Task to complete:
Collect the lines of the entries where "What" shows up.

------ Rows

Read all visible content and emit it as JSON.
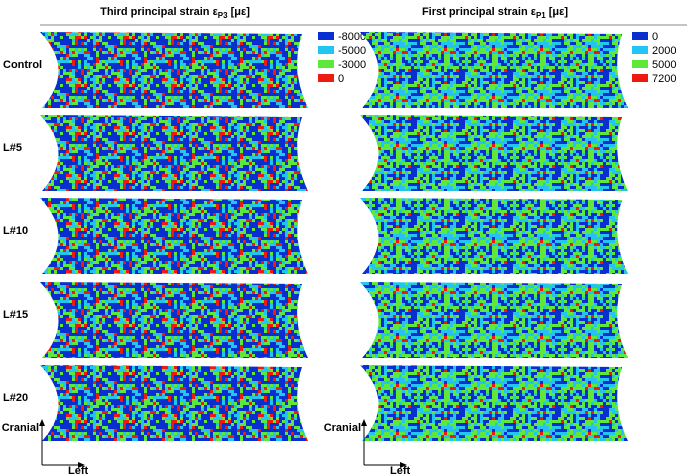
{
  "columns": [
    {
      "title_main": "Third principal strain ε",
      "title_sub": "P3",
      "title_unit": "[με]",
      "legend": [
        {
          "label": -8000,
          "color": "#0a2fd0"
        },
        {
          "label": -5000,
          "color": "#22c4f0"
        },
        {
          "label": -3000,
          "color": "#5ee83a"
        },
        {
          "label": 0,
          "color": "#ee1a10"
        }
      ]
    },
    {
      "title_main": "First principal strain ε",
      "title_sub": "P1",
      "title_unit": "[με]",
      "legend": [
        {
          "label": 0,
          "color": "#0a2fd0"
        },
        {
          "label": 2000,
          "color": "#22c4f0"
        },
        {
          "label": 5000,
          "color": "#5ee83a"
        },
        {
          "label": 7200,
          "color": "#ee1a10"
        }
      ]
    }
  ],
  "rows": [
    "Control",
    "L#5",
    "L#10",
    "L#15",
    "L#20"
  ],
  "axes": {
    "up": "Cranial",
    "right": "Left"
  }
}
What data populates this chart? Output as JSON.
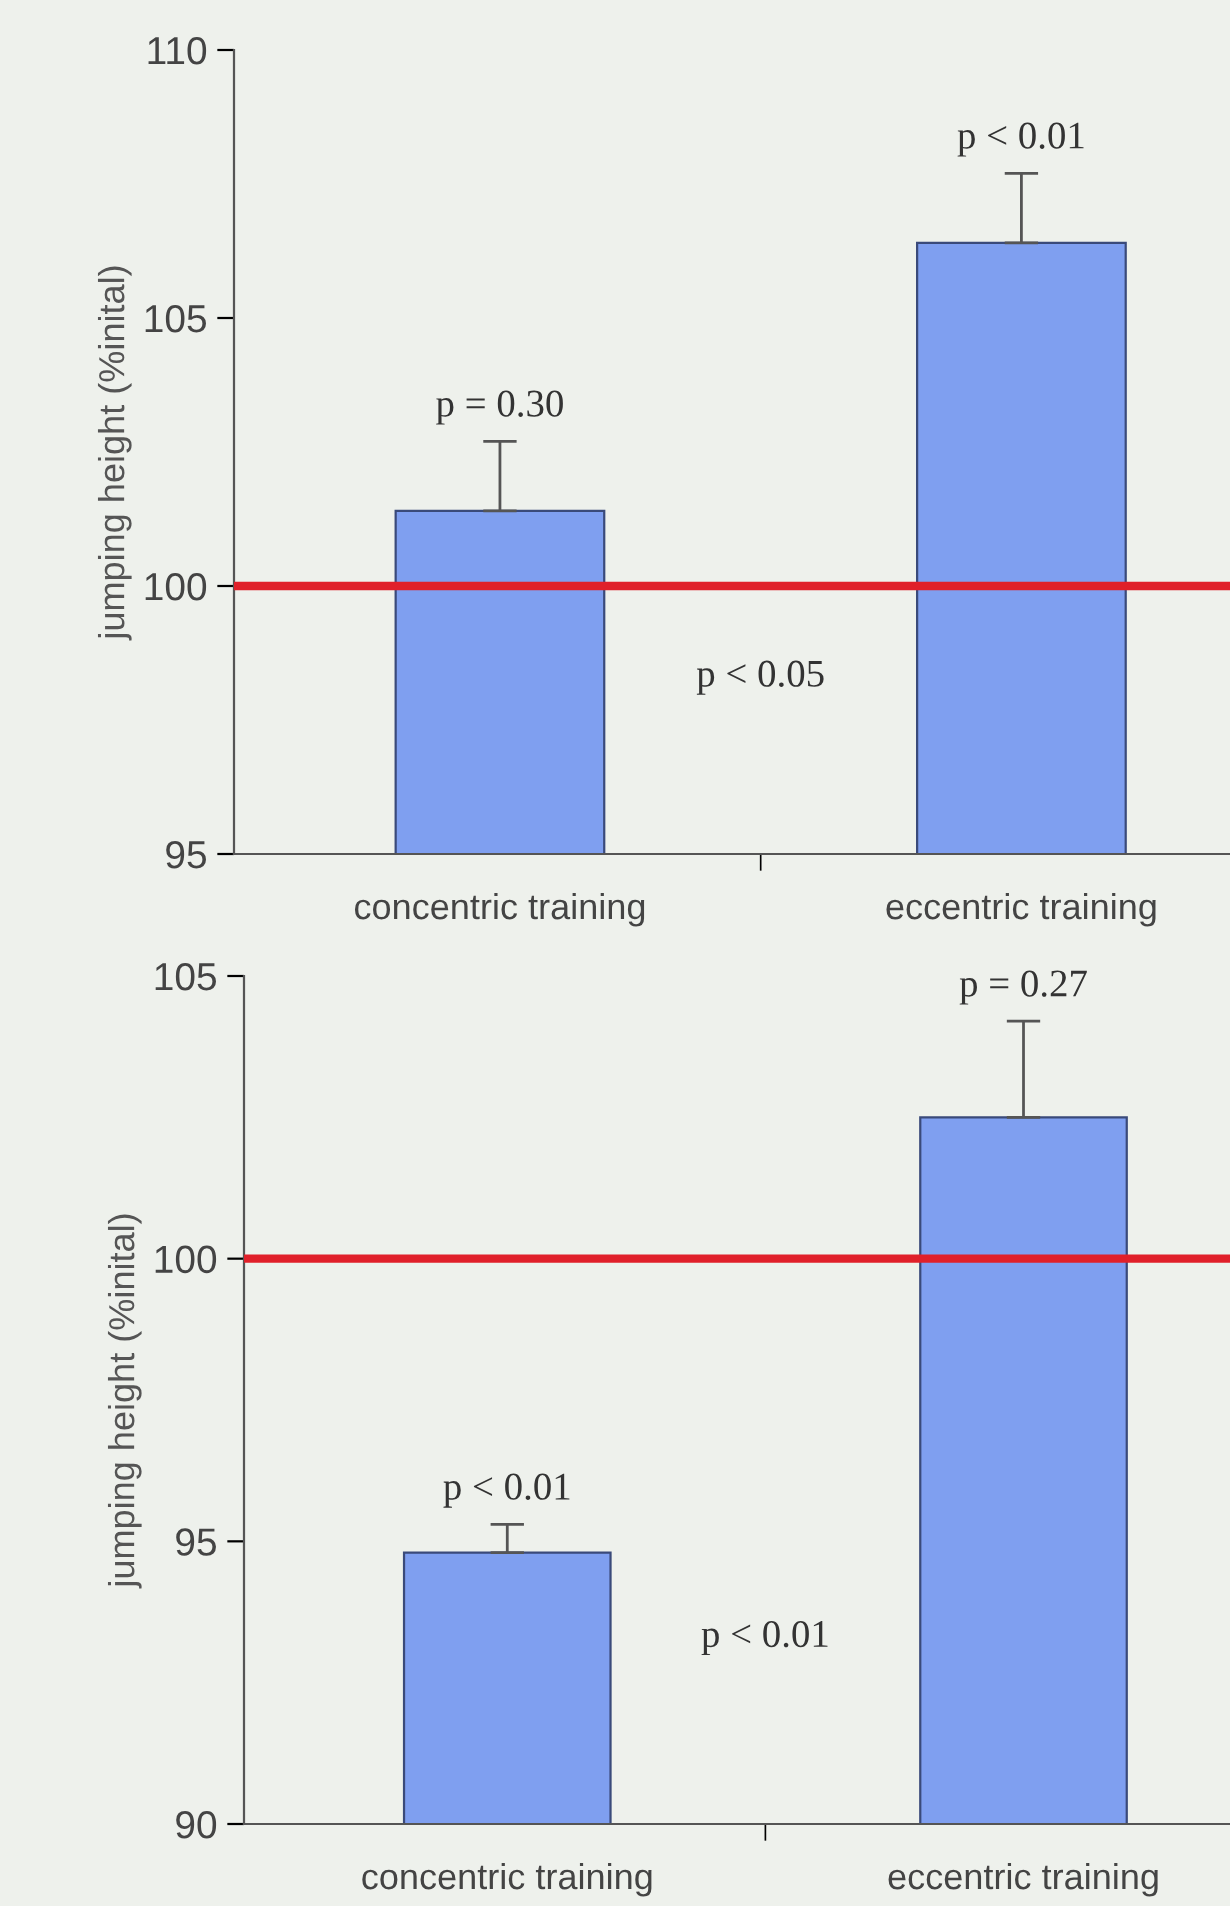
{
  "chart_data": [
    {
      "type": "bar",
      "categories": [
        "concentric training",
        "eccentric training"
      ],
      "values": [
        101.4,
        106.4
      ],
      "errors": [
        1.3,
        1.3
      ],
      "color": "#7f9ff0",
      "ylabel": "jumping height (%inital)",
      "ylim": [
        95,
        110
      ],
      "yticks": [
        95,
        100,
        105,
        110
      ],
      "grid": false,
      "ref_lines": [
        {
          "axis": "y",
          "value": 100,
          "color": "#e0202a"
        }
      ],
      "annotations": [
        {
          "text": "p = 0.30",
          "x": "concentric training",
          "y": 102.7
        },
        {
          "text": "p < 0.01",
          "x": "eccentric training",
          "y": 107.7
        },
        "p < 0.05"
      ]
    },
    {
      "type": "bar",
      "categories": [
        "concentric training",
        "eccentric training"
      ],
      "values": [
        94.8,
        102.5
      ],
      "errors": [
        0.5,
        1.7
      ],
      "color": "#7f9ff0",
      "ylabel": "jumping height (%inital)",
      "ylim": [
        90,
        105
      ],
      "yticks": [
        90,
        95,
        100,
        105
      ],
      "grid": false,
      "ref_lines": [
        {
          "axis": "y",
          "value": 100,
          "color": "#e0202a"
        }
      ],
      "annotations": [
        {
          "text": "p < 0.01",
          "x": "concentric training",
          "y": 95.3
        },
        {
          "text": "p = 0.27",
          "x": "eccentric training",
          "y": 104.2
        },
        "p < 0.01"
      ]
    }
  ]
}
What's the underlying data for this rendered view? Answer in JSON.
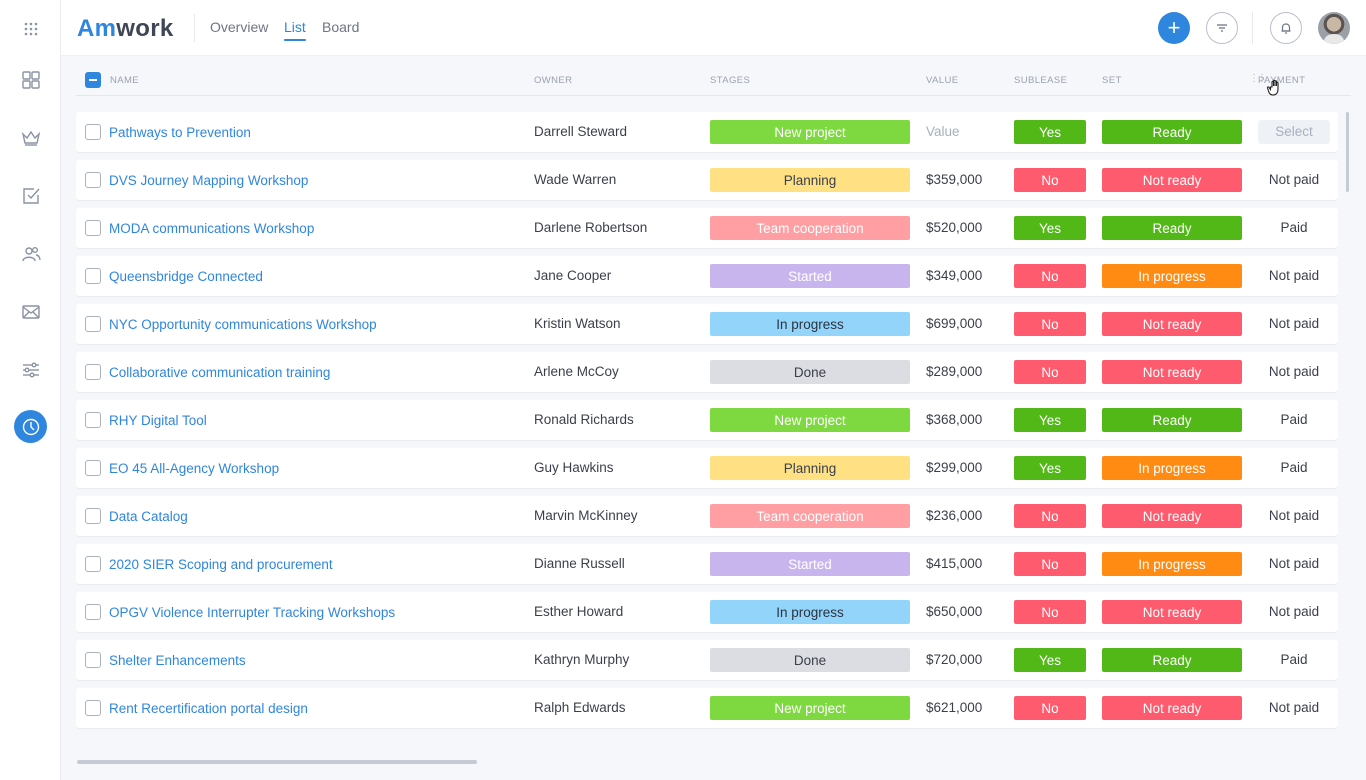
{
  "header": {
    "logo_am": "Am",
    "logo_rest": "work",
    "tabs": [
      {
        "label": "Overview",
        "active": false
      },
      {
        "label": "List",
        "active": true
      },
      {
        "label": "Board",
        "active": false
      }
    ],
    "add_icon": "+"
  },
  "sidebar": {
    "items": [
      "grid-menu-icon",
      "dashboard-icon",
      "crown-icon",
      "checkbox-icon",
      "users-icon",
      "mail-icon",
      "sliders-icon",
      "clock-icon"
    ],
    "active": "clock-icon"
  },
  "table": {
    "columns": {
      "name": "NAME",
      "owner": "OWNER",
      "stages": "STAGES",
      "value": "VALUE",
      "sublease": "SUBLEASE",
      "set": "SET",
      "payment": "PAYMENT"
    },
    "rows": [
      {
        "name": "Pathways to Prevention",
        "owner": "Darrell Steward",
        "stage": "New project",
        "value": "Value",
        "sublease": "Yes",
        "set": "Ready",
        "payment": "Select"
      },
      {
        "name": "DVS Journey Mapping Workshop",
        "owner": "Wade Warren",
        "stage": "Planning",
        "value": "$359,000",
        "sublease": "No",
        "set": "Not ready",
        "payment": "Not paid"
      },
      {
        "name": "MODA communications Workshop",
        "owner": "Darlene Robertson",
        "stage": "Team cooperation",
        "value": "$520,000",
        "sublease": "Yes",
        "set": "Ready",
        "payment": "Paid"
      },
      {
        "name": "Queensbridge Connected",
        "owner": "Jane Cooper",
        "stage": "Started",
        "value": "$349,000",
        "sublease": "No",
        "set": "In progress",
        "payment": "Not paid"
      },
      {
        "name": "NYC Opportunity communications Workshop",
        "owner": "Kristin Watson",
        "stage": "In progress",
        "value": "$699,000",
        "sublease": "No",
        "set": "Not ready",
        "payment": "Not paid"
      },
      {
        "name": "Collaborative communication training",
        "owner": "Arlene McCoy",
        "stage": "Done",
        "value": "$289,000",
        "sublease": "No",
        "set": "Not ready",
        "payment": "Not paid"
      },
      {
        "name": "RHY Digital Tool",
        "owner": "Ronald Richards",
        "stage": "New project",
        "value": "$368,000",
        "sublease": "Yes",
        "set": "Ready",
        "payment": "Paid"
      },
      {
        "name": "EO 45 All-Agency Workshop",
        "owner": "Guy Hawkins",
        "stage": "Planning",
        "value": "$299,000",
        "sublease": "Yes",
        "set": "In progress",
        "payment": "Paid"
      },
      {
        "name": "Data Catalog",
        "owner": "Marvin McKinney",
        "stage": "Team cooperation",
        "value": "$236,000",
        "sublease": "No",
        "set": "Not ready",
        "payment": "Not paid"
      },
      {
        "name": "2020 SIER Scoping and procurement",
        "owner": "Dianne Russell",
        "stage": "Started",
        "value": "$415,000",
        "sublease": "No",
        "set": "In progress",
        "payment": "Not paid"
      },
      {
        "name": "OPGV Violence Interrupter Tracking Workshops",
        "owner": "Esther Howard",
        "stage": "In progress",
        "value": "$650,000",
        "sublease": "No",
        "set": "Not ready",
        "payment": "Not paid"
      },
      {
        "name": "Shelter Enhancements",
        "owner": "Kathryn Murphy",
        "stage": "Done",
        "value": "$720,000",
        "sublease": "Yes",
        "set": "Ready",
        "payment": "Paid"
      },
      {
        "name": "Rent Recertification portal design",
        "owner": "Ralph Edwards",
        "stage": "New project",
        "value": "$621,000",
        "sublease": "No",
        "set": "Not ready",
        "payment": "Not paid"
      }
    ]
  },
  "colors": {
    "accent": "#2f86de",
    "stages": {
      "New project": {
        "bg": "#7ed940",
        "fg": "#ffffff"
      },
      "Planning": {
        "bg": "#ffe083",
        "fg": "#3a3f4a"
      },
      "Team cooperation": {
        "bg": "#ff9fa3",
        "fg": "#ffffff"
      },
      "Started": {
        "bg": "#c9b5ee",
        "fg": "#ffffff"
      },
      "In progress": {
        "bg": "#93d4fb",
        "fg": "#2c3340"
      },
      "Done": {
        "bg": "#dcdde2",
        "fg": "#3a3f4a"
      }
    },
    "sublease": {
      "Yes": "#52b817",
      "No": "#ff5b6e"
    },
    "set": {
      "Ready": "#52b817",
      "Not ready": "#ff5b6e",
      "In progress": "#ff8b12"
    }
  }
}
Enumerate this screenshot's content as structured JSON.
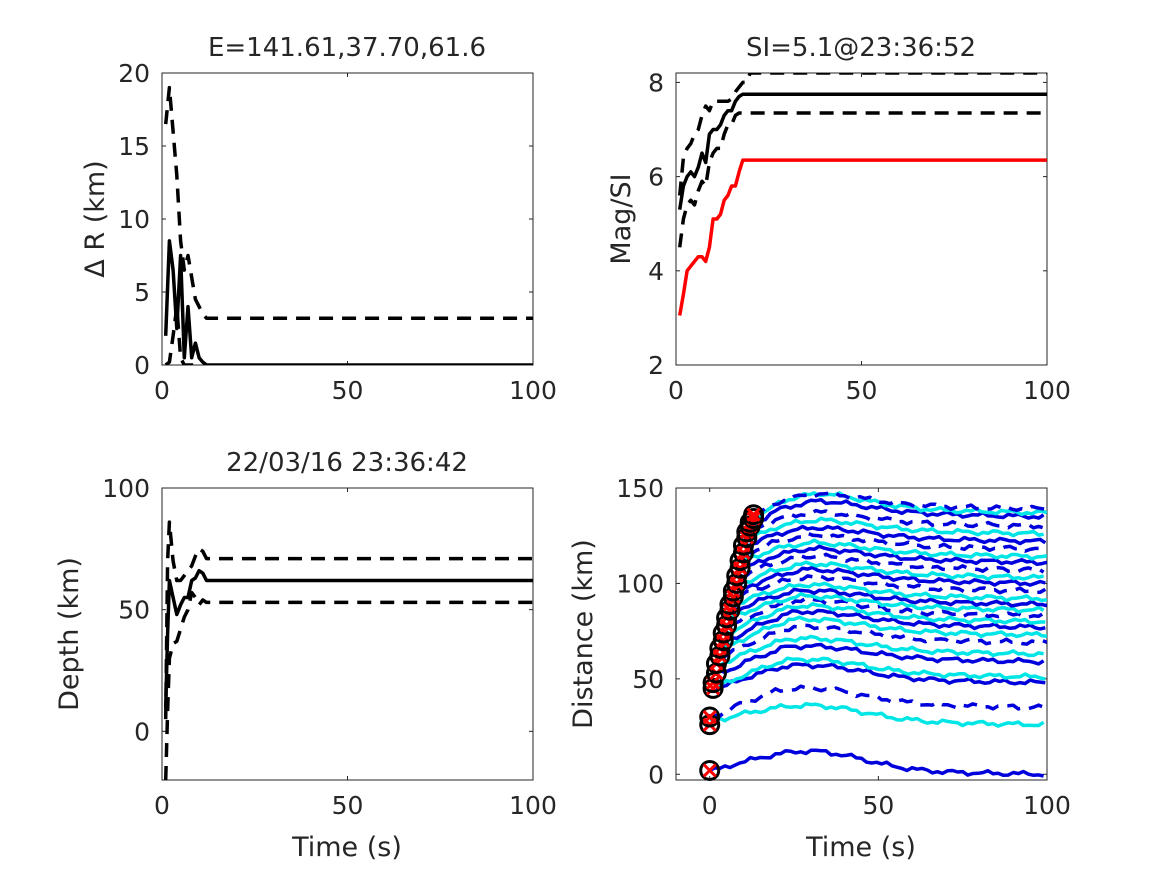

------------

Final answer:
What data populates this chart? Output as JSON.
What's the underlying data for this rendered view? Answer in JSON.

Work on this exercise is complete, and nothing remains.